**Perguntas a responder:**
• a. No texto sobre a Covid-19 na Coreia do Norte, qual cargo é atribuído a Poonam Khetrapal Singh?
• b. Segundo o texto sobre a Covid-19 na Coreia do Norte, o país vive hoje o que os demais países viveram em 2020. Enumere todos os elementos dessa situação que o texto menciona.
• c. Dê continuidade ao texto sobre a Covid-19 na Coreia do Norte a partir da última frase apresentada.

**Texto apresentado:**
|---|

Com base nas informações liberadas pela nação, que é bastante “fechada” para o mundo de forma geral, o país está vivendo atualmente o que todos os demais países viveram em 2020: uma quantidade enorme de casos da Covid-19 com alta velocidade de transmissão e consequente sobrecarga do sistema de saúde. Conforme informado pela OMS e outros órgãos, porém, há ainda outros fatores que podem fazer desta situação algo devastador não apenas para a Coreia do Norte, mas para todo o mundo.
Recusa de vacinas
Apesar de, segundo a OMS, a Coreia do Norte estar elegível para o programa COVAX Facility e, consequentemente, o recebimento de vacinas para a população, a nação ainda não fez menção de aceitar esta participação. Sobre isso, Poonam Khetrapal Singh, Diretora Regional da OMS no Sudeste Asiático, afirmou em uma nota que a demora do país em iniciar a vacinação representa um grande risco à população. “O vírus pode se espalhar rapidamente pelas massas a menos que isso seja parado com medidas imediatas e apropriadas”, disse ela, frisando que, além de frear a transmissão do vírus, as vacinas reduzem a taxa de casos graves e de mortalidade pela infecção.

|---|

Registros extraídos
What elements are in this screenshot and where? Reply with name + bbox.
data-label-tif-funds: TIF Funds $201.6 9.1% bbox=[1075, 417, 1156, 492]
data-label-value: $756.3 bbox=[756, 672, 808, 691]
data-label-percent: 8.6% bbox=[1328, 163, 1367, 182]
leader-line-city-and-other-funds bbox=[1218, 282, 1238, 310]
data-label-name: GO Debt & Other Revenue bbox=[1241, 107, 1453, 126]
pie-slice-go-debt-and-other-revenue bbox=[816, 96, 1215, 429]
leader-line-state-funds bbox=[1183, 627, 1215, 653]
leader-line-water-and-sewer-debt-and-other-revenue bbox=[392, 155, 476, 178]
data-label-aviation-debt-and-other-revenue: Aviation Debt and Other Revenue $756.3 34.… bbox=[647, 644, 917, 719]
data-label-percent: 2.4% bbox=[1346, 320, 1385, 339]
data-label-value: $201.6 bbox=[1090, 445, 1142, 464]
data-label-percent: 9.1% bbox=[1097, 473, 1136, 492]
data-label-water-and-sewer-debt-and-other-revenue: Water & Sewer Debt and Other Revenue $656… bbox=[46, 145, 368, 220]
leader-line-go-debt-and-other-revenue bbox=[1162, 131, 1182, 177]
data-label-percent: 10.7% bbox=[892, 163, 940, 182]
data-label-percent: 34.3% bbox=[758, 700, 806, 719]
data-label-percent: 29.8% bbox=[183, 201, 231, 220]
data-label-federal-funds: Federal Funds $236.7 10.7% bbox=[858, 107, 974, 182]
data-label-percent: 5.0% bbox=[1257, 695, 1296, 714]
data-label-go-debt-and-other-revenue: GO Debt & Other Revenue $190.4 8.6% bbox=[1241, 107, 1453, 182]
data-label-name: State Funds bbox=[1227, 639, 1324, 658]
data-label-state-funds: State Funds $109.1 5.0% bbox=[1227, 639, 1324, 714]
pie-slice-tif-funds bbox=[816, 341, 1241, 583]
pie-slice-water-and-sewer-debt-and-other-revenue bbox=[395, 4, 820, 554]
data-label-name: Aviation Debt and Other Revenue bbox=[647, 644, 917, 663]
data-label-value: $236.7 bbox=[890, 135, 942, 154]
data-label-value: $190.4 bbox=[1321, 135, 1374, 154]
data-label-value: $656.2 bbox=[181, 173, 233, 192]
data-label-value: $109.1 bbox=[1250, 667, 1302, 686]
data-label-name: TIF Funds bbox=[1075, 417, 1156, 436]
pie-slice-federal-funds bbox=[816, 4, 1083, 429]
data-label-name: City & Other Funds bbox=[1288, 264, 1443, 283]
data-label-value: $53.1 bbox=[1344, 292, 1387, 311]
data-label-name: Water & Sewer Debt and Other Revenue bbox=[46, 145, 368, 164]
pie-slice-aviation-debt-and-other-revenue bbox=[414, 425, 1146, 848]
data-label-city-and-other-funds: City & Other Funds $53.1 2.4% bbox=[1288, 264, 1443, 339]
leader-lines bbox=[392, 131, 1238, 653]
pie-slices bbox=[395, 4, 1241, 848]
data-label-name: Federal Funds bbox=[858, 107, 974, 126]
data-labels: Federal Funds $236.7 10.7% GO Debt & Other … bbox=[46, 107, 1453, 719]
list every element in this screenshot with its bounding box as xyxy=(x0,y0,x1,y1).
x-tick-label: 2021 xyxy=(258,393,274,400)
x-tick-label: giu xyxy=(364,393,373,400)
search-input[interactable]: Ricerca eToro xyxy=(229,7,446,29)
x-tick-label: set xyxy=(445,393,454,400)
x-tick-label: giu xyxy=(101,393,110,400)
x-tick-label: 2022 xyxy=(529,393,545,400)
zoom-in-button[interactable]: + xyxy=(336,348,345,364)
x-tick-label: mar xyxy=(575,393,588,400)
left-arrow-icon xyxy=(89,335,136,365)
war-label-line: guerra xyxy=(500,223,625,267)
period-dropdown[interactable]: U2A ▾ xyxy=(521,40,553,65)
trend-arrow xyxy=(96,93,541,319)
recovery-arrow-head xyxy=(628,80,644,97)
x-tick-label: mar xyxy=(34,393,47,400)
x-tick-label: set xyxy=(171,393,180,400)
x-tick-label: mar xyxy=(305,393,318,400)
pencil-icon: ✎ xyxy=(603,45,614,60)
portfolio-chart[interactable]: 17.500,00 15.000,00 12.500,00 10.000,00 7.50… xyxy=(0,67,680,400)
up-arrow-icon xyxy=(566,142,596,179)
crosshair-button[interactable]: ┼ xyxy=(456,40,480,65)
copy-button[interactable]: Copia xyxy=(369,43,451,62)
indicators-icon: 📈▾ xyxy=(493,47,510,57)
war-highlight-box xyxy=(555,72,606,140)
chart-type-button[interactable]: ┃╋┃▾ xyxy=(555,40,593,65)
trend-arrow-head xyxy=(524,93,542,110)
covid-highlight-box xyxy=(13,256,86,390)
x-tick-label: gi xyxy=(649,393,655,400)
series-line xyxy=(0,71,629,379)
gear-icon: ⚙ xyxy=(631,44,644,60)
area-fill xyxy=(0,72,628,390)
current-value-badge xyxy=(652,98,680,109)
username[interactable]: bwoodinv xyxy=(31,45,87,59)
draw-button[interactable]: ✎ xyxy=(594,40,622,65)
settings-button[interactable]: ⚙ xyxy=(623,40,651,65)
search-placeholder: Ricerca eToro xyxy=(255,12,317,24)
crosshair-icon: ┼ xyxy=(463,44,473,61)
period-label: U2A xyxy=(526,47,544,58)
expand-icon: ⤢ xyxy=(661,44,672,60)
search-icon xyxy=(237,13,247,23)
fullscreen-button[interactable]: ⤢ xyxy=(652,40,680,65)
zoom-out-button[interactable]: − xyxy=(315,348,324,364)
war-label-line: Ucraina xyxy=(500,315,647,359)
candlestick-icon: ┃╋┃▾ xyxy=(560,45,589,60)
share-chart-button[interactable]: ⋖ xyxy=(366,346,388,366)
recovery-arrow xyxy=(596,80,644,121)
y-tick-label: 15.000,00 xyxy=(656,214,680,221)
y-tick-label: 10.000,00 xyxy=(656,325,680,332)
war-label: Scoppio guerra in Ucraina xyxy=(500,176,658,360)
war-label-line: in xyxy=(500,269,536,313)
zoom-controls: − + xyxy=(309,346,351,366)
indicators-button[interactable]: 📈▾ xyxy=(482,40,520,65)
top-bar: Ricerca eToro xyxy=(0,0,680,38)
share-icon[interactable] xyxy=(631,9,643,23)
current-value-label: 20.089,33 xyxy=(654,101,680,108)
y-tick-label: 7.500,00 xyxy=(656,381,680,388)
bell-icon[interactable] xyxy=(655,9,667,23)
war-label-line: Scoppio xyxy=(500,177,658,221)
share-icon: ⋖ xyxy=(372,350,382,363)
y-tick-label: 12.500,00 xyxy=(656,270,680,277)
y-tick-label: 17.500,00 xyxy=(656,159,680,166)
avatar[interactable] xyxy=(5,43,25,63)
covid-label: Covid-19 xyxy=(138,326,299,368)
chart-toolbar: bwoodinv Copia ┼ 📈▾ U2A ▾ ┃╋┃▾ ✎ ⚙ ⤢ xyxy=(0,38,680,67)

|---|

**Respostas por tarefa:**
• a. Diretora Regional da OMS no Sudeste Asiático.

• b.
- Uma quantidade enorme de casos da Covid-19
- Alta velocidade de transmissão
- Sobrecarga do sistema de saúde

• c.
Vulnerabilidade histórica da população
Outro aspecto importante a ser avaliado quando o assunto é a gravidade da pandemia na Coreia do Norte é a história do país. Apesar de muito fechados, diversos dados socioeconômicos já foram obtidos ao longo dos anos e eles apontam que, desde sua fundação como República Democrática Popular da Coreia, a nação enfrenta séria escassez de alimentos, e que, fora de Pyongyang, a capital, há pouquíssimo acesso a saneamento básico e outros serviços relacionados a cuidados com a saúde.
Ao veículo “ The New York Times”, Lina Yoon, pesquisadora sênior sobre questões relacionadas à Coreia na organização mundial Human Rights Watch, afirmou que os norte-coreanos são “cronicamente desnutridos e não-vacinados”, algo que torna boa parte da população extremamente vulnerável a desenvolver casos graves da doença e eleva os riscos de haver uma taxa de mortalidade altíssima.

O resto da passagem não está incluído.